Prompt: From the entries below, copy every line where the string "this" appears.

══════════

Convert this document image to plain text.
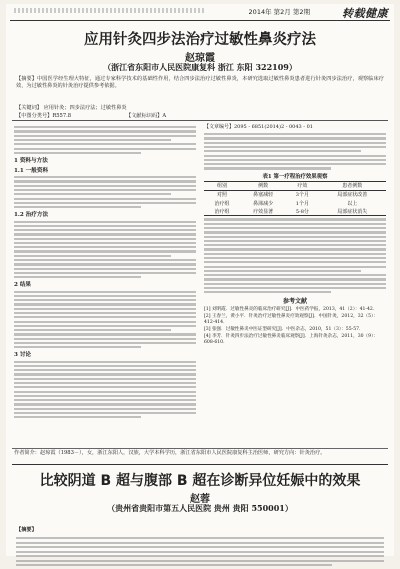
2014年 第2月 第2期	转载健康
应用针灸四步法治疗过敏性鼻炎疗法
赵琼霞
（浙江省东阳市人民医院康复科 浙江 东阳 322109）
【摘要】中国医学经生理大特征，通过专家科学技术的基础性作用，结合四步法治疗过敏性鼻炎，本研究选取过敏性鼻炎患者进行针灸四步法治疗，观察临床疗效，为过敏性鼻炎的针灸治疗提供参考依据。
【关键词】 应用针灸；四步法疗法；过敏性鼻炎
【中图分类号】R557.8	【文献标识码】A
1 资料与方法
1.1 一般资料
1.2 治疗方法
2 结果
3 讨论
【文章编号】2095 - 6851(2014)2 - 0043 - 01
表1 第一疗程治疗效果观察
组别	例数	疗效	患者例数
对照	鼻塞减轻	3个月	局部症状改善
治疗组	鼻涕减少	1个月	以上
治疗组	疗效显著	5-8分	局部症状消失
参考文献
[1] 刘明霞．过敏性鼻炎的临床治疗研究[J]．中医药学报，2013，41（2）：41-42．
[2] 王春兰，黄小平．针灸治疗过敏性鼻炎疗效观察[J]．中国针灸，2012，32（5）：412-414．
[3] 张强．过敏性鼻炎中医证型研究[J]．中医杂志，2010，51（3）：55-57．
[4] 李芳．针灸四步法治疗过敏性鼻炎临床观察[J]．上海针灸杂志，2011，30（9）：608-610．
作者简介：赵琼霞（1983－），女，浙江东阳人，汉族，大学本科学历，浙江省东阳市人民医院康复科主治医师，研究方向：针灸治疗。
比较阴道 B 超与腹部 B 超在诊断异位妊娠中的效果
赵蓉
（贵州省贵阳市第五人民医院 贵州 贵阳 550001）
【摘要】
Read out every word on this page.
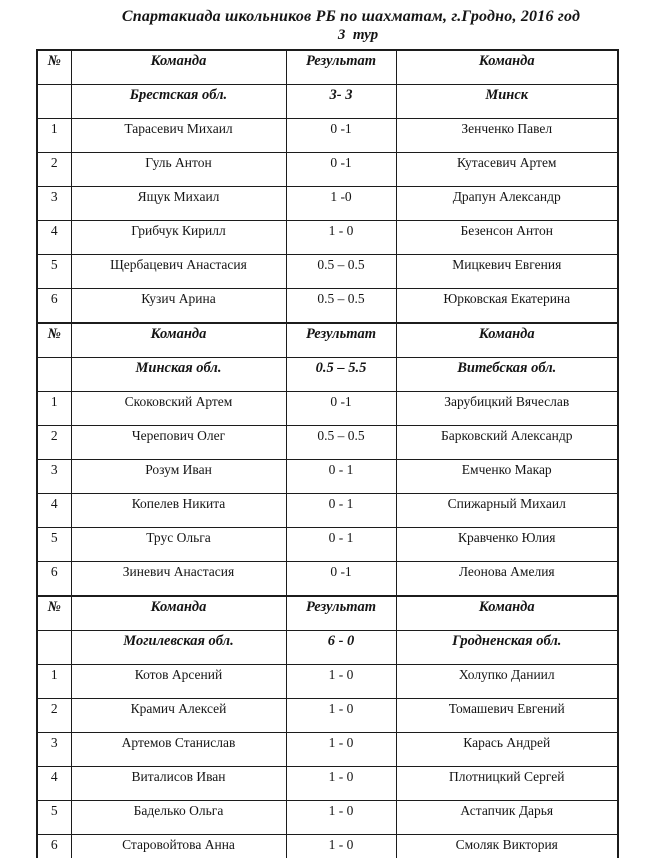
Спартакиада школьников РБ по шахматам, г.Гродно, 2016 год
3  тур
№	Команда	Результат	Команда
	Брестская обл.	3- 3	Минск
1	Тарасевич Михаил	0 -1	Зенченко Павел
2	Гуль Антон	0 -1	Кутасевич Артем
3	Ящук Михаил	1 -0	Драпун Александр
4	Грибчук Кирилл	1 - 0	Безенсон Антон
5	Щербацевич Анастасия	0.5 – 0.5	Мицкевич Евгения
6	Кузич Арина	0.5 – 0.5	Юрковская Екатерина
№	Команда	Результат	Команда
	Минская обл.	0.5 – 5.5	Витебская обл.
1	Скоковский Артем	0 -1	Зарубицкий Вячеслав
2	Черепович Олег	0.5 – 0.5	Барковский Александр
3	Розум Иван	0 - 1	Емченко Макар
4	Копелев Никита	0 - 1	Спижарный Михаил
5	Трус Ольга	0 - 1	Кравченко Юлия
6	Зиневич Анастасия	0 -1	Леонова Амелия
№	Команда	Результат	Команда
	Могилевская обл.	6 - 0	Гродненская обл.
1	Котов Арсений	1 - 0	Холупко Даниил
2	Крамич Алексей	1 - 0	Томашевич Евгений
3	Артемов Станислав	1 - 0	Карась Андрей
4	Виталисов Иван	1 - 0	Плотницкий Сергей
5	Баделько Ольга	1 - 0	Астапчик Дарья
6	Старовойтова Анна	1 - 0	Смоляк Виктория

══════════

Exercise solution:
Convert this document image to plain text.
Read out every word on this page.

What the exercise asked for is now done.